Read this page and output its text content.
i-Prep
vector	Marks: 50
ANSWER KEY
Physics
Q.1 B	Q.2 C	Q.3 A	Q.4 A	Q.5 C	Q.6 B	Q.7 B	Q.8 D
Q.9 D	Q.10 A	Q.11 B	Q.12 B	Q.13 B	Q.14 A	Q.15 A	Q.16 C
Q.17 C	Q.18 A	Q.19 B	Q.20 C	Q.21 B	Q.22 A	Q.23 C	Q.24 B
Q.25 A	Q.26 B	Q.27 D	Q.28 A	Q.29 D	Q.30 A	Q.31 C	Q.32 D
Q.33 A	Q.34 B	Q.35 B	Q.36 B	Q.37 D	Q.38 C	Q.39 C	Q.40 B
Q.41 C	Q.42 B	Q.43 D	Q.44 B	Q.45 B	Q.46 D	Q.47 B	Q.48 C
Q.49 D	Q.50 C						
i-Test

## Instructions for the task
Repeat the records exactly, including every line.

## Expected output
Read this page and output its text content.
i-Prep
vector	Marks: 50
ANSWER KEY
Physics
Q.1 B	Q.2 C	Q.3 A	Q.4 A	Q.5 C	Q.6 B	Q.7 B	Q.8 D
Q.9 D	Q.10 A	Q.11 B	Q.12 B	Q.13 B	Q.14 A	Q.15 A	Q.16 C
Q.17 C	Q.18 A	Q.19 B	Q.20 C	Q.21 B	Q.22 A	Q.23 C	Q.24 B
Q.25 A	Q.26 B	Q.27 D	Q.28 A	Q.29 D	Q.30 A	Q.31 C	Q.32 D
Q.33 A	Q.34 B	Q.35 B	Q.36 B	Q.37 D	Q.38 C	Q.39 C	Q.40 B
Q.41 C	Q.42 B	Q.43 D	Q.44 B	Q.45 B	Q.46 D	Q.47 B	Q.48 C
Q.49 D	Q.50 C						
i-Test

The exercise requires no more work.